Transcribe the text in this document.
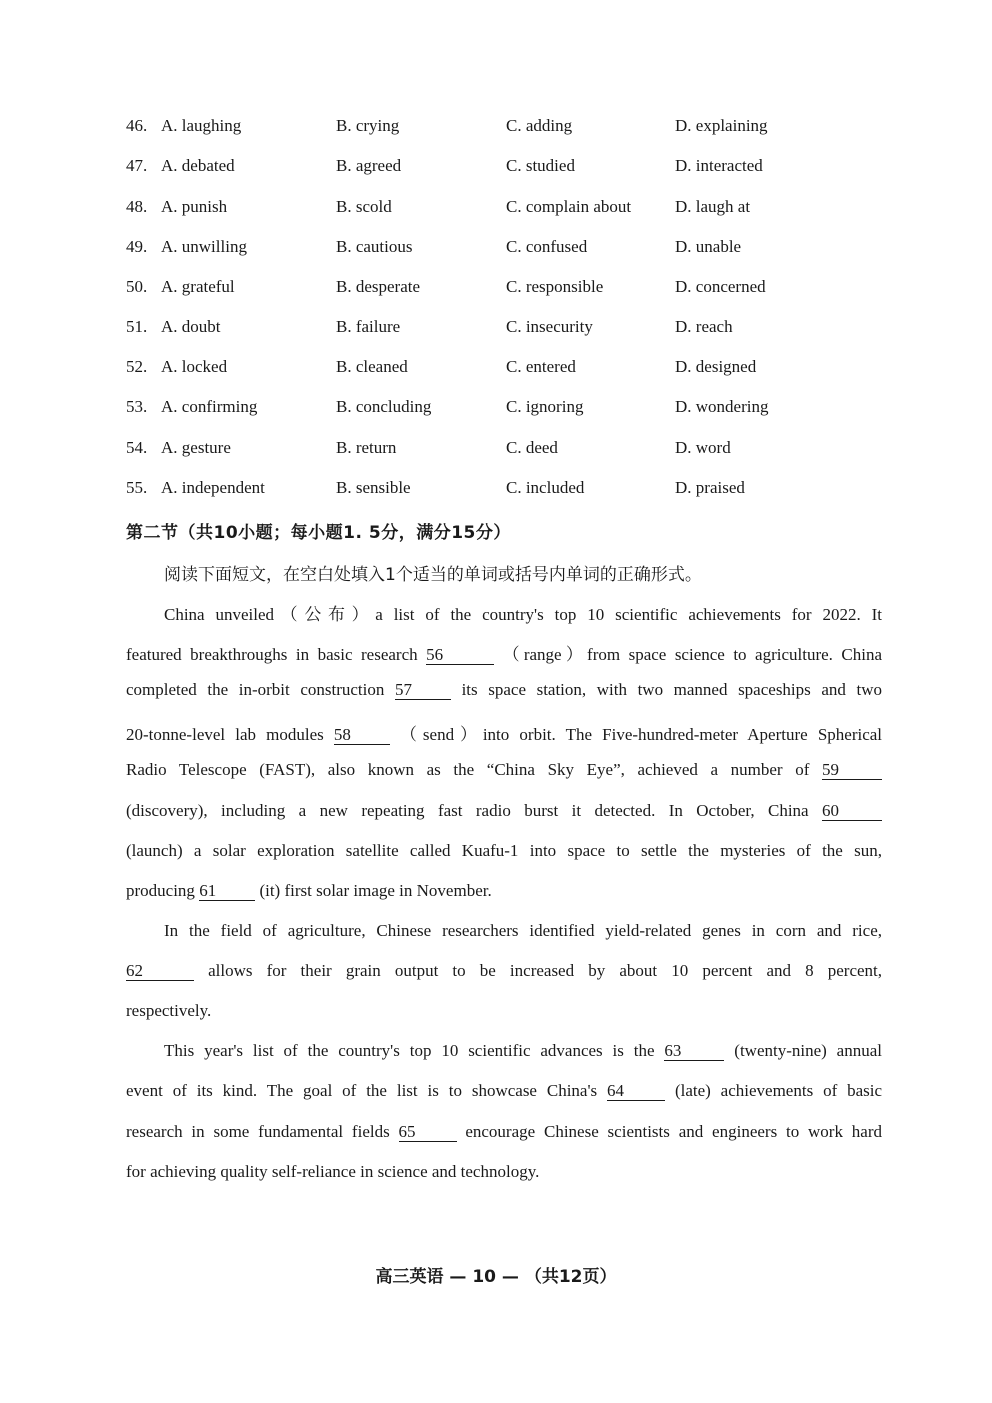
46. A. laughing	B. crying	C. adding	D. explaining
47. A. debated	B. agreed	C. studied	D. interacted
48. A. punish	B. scold	C. complain about	D. laugh at
49. A. unwilling	B. cautious	C. confused	D. unable
50. A. grateful	B. desperate	C. responsible	D. concerned
51. A. doubt	B. failure	C. insecurity	D. reach
52. A. locked	B. cleaned	C. entered	D. designed
53. A. confirming	B. concluding	C. ignoring	D. wondering
54. A. gesture	B. return	C. deed	D. word
55. A. independent	B. sensible	C. included	D. praised
第二节（共10小题；每小题1. 5分，满分15分）
阅读下面短文，在空白处填入1个适当的单词或括号内单词的正确形式。
China unveiled（公布）a list of the country's top 10 scientific achievements for 2022. It
featured breakthroughs in basic research 56	（range）from space science to agriculture. China
completed the in-orbit construction 57	its space station, with two manned spaceships and two
20-tonne-level lab modules 58	（send）into orbit. The Five-hundred-meter Aperture Spherical
Radio Telescope (FAST), also known as the “China Sky Eye”, achieved a number of 59
(discovery), including a new repeating fast radio burst it detected. In October, China 60
(launch) a solar exploration satellite called Kuafu-1 into space to settle the mysteries of the sun,
producing 61	(it) first solar image in November.
In the field of agriculture, Chinese researchers identified yield-related genes in corn and rice,
62	allows for their grain output to be increased by about 10 percent and 8 percent,
respectively.
This year's list of the country's top 10 scientific advances is the 63	(twenty-nine) annual
event of its kind. The goal of the list is to showcase China's 64	(late) achievements of basic
research in some fundamental fields 65	encourage Chinese scientists and engineers to work hard
for achieving quality self-reliance in science and technology.
高三英语 — 10 — （共12页）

+++++

Instructions to follow →
In the records above, locate each line with the word "scientific". Copy all such lines.

Response to this exercise →
China unveiled（公布）a list of the country's top 10 scientific achievements for 2022. It
This year's list of the country's top 10 scientific advances is the 63	(twenty-nine) annual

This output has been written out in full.